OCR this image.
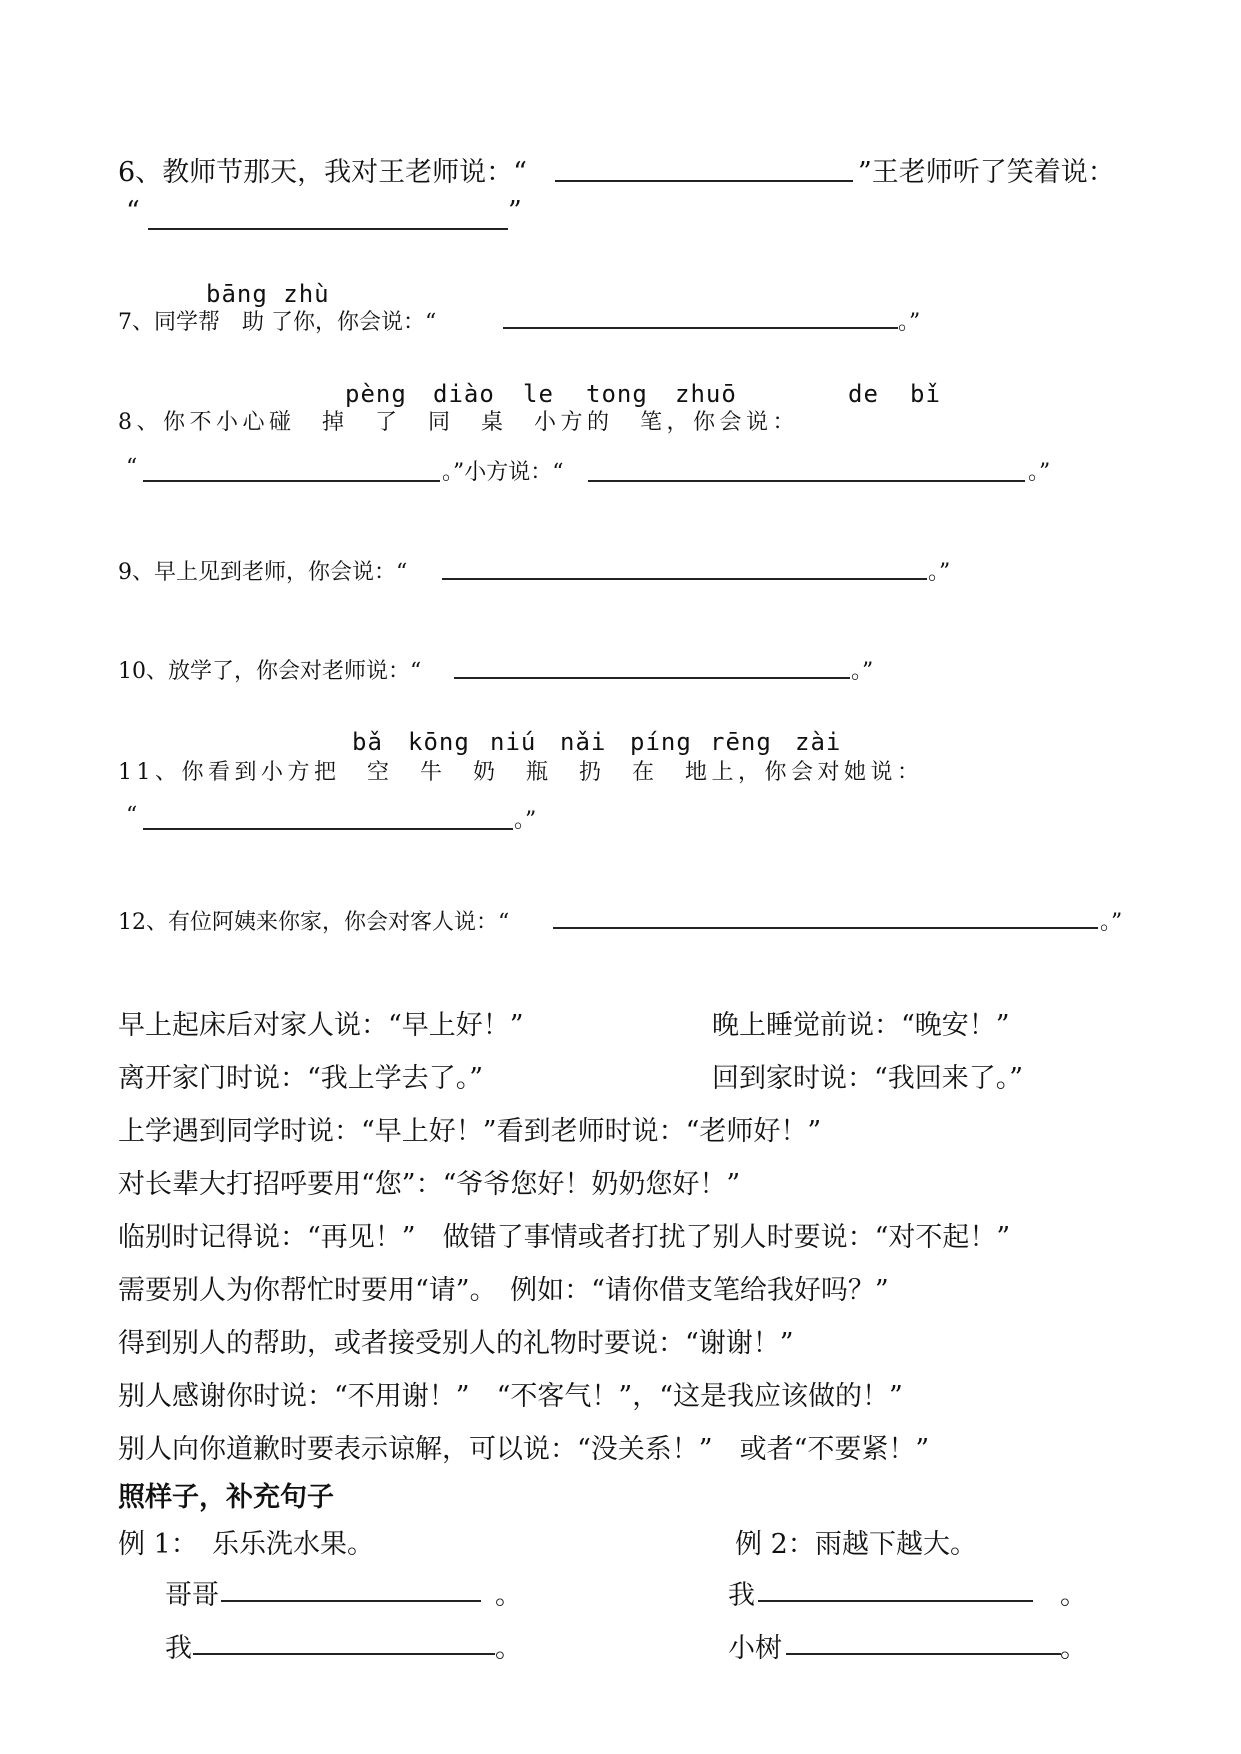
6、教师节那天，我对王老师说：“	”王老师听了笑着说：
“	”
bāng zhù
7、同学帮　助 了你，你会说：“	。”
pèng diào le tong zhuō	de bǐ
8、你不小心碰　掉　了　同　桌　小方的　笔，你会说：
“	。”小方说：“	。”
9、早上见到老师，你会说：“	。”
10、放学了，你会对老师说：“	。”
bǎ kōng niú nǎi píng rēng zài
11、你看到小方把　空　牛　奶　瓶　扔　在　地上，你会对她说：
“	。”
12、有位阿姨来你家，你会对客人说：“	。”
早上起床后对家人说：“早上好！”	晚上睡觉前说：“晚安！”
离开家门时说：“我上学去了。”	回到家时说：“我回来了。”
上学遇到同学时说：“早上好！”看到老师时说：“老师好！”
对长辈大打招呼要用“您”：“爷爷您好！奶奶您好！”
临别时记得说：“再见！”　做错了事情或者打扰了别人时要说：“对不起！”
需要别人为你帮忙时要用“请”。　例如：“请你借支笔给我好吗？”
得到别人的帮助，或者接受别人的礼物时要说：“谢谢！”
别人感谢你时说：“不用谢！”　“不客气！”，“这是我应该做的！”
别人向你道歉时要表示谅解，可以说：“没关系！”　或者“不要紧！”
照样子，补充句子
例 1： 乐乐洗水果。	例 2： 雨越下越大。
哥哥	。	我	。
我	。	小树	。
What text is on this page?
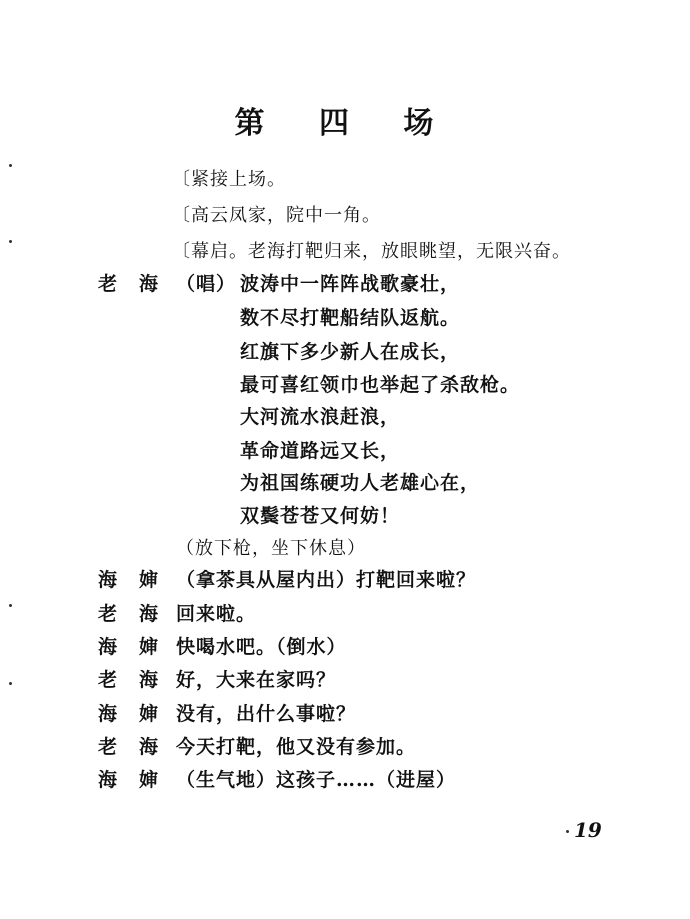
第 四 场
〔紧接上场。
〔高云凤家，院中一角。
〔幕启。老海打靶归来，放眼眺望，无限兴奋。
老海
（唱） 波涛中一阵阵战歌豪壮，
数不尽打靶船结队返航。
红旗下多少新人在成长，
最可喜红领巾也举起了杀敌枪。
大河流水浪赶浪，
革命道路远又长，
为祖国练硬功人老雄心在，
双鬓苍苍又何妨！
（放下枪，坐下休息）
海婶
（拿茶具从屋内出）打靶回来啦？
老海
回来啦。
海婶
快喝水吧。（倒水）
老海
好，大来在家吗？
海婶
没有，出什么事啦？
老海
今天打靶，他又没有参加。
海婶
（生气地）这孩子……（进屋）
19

===============

◆ STATED EXERCISE ◆
Out of the records, collect only those lines that contain the string "this".

◆ TASK RESPONSE ◆
OCR this image.
What text is on this page?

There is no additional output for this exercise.